*** Material supplied ***
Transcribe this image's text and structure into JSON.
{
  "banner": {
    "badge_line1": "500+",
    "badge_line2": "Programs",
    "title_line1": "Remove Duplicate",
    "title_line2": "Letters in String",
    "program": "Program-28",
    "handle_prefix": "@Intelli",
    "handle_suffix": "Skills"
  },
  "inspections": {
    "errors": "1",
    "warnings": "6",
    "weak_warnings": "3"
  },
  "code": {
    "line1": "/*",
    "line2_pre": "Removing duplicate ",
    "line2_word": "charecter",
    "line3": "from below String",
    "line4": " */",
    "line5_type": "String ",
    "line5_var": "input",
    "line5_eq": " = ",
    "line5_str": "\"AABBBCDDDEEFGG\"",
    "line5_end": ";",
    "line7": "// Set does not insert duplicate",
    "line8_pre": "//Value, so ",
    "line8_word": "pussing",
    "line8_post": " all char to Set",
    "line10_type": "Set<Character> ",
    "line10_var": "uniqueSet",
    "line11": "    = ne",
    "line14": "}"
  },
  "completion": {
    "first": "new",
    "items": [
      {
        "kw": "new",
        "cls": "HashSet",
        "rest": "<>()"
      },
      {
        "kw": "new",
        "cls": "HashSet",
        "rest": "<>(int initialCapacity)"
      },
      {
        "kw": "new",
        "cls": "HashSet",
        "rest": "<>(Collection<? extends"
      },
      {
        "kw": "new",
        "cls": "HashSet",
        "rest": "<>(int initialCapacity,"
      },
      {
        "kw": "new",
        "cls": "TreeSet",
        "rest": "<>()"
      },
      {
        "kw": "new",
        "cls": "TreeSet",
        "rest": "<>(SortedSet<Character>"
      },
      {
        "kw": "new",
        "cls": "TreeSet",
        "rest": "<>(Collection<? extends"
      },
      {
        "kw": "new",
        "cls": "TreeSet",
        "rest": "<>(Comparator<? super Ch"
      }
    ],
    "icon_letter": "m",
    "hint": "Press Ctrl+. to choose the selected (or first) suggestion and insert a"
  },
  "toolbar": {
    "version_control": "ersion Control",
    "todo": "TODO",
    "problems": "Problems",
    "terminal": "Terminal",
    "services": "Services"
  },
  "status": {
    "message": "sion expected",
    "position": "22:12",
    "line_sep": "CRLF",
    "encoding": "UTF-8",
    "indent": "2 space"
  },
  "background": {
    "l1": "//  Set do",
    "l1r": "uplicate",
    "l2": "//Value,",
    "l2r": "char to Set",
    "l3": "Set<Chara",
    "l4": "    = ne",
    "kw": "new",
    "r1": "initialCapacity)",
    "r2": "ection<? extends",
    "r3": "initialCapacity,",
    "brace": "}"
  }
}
***
What to work on: All entries shown above should be printed again exactly.

Solution to the exercise:
Transcribe this image's text and structure into JSON.
{
  "banner": {
    "badge_line1": "500+",
    "badge_line2": "Programs",
    "title_line1": "Remove Duplicate",
    "title_line2": "Letters in String",
    "program": "Program-28",
    "handle_prefix": "@Intelli",
    "handle_suffix": "Skills"
  },
  "inspections": {
    "errors": "1",
    "warnings": "6",
    "weak_warnings": "3"
  },
  "code": {
    "line1": "/*",
    "line2_pre": "Removing duplicate ",
    "line2_word": "charecter",
    "line3": "from below String",
    "line4": " */",
    "line5_type": "String ",
    "line5_var": "input",
    "line5_eq": " = ",
    "line5_str": "\"AABBBCDDDEEFGG\"",
    "line5_end": ";",
    "line7": "// Set does not insert duplicate",
    "line8_pre": "//Value, so ",
    "line8_word": "pussing",
    "line8_post": " all char to Set",
    "line10_type": "Set<Character> ",
    "line10_var": "uniqueSet",
    "line11": "    = ne",
    "line14": "}"
  },
  "completion": {
    "first": "new",
    "items": [
      {
        "kw": "new",
        "cls": "HashSet",
        "rest": "<>()"
      },
      {
        "kw": "new",
        "cls": "HashSet",
        "rest": "<>(int initialCapacity)"
      },
      {
        "kw": "new",
        "cls": "HashSet",
        "rest": "<>(Collection<? extends"
      },
      {
        "kw": "new",
        "cls": "HashSet",
        "rest": "<>(int initialCapacity,"
      },
      {
        "kw": "new",
        "cls": "TreeSet",
        "rest": "<>()"
      },
      {
        "kw": "new",
        "cls": "TreeSet",
        "rest": "<>(SortedSet<Character>"
      },
      {
        "kw": "new",
        "cls": "TreeSet",
        "rest": "<>(Collection<? extends"
      },
      {
        "kw": "new",
        "cls": "TreeSet",
        "rest": "<>(Comparator<? super Ch"
      }
    ],
    "icon_letter": "m",
    "hint": "Press Ctrl+. to choose the selected (or first) suggestion and insert a"
  },
  "toolbar": {
    "version_control": "ersion Control",
    "todo": "TODO",
    "problems": "Problems",
    "terminal": "Terminal",
    "services": "Services"
  },
  "status": {
    "message": "sion expected",
    "position": "22:12",
    "line_sep": "CRLF",
    "encoding": "UTF-8",
    "indent": "2 space"
  },
  "background": {
    "l1": "//  Set do",
    "l1r": "uplicate",
    "l2": "//Value,",
    "l2r": "char to Set",
    "l3": "Set<Chara",
    "l4": "    = ne",
    "kw": "new",
    "r1": "initialCapacity)",
    "r2": "ection<? extends",
    "r3": "initialCapacity,",
    "brace": "}"
  }
}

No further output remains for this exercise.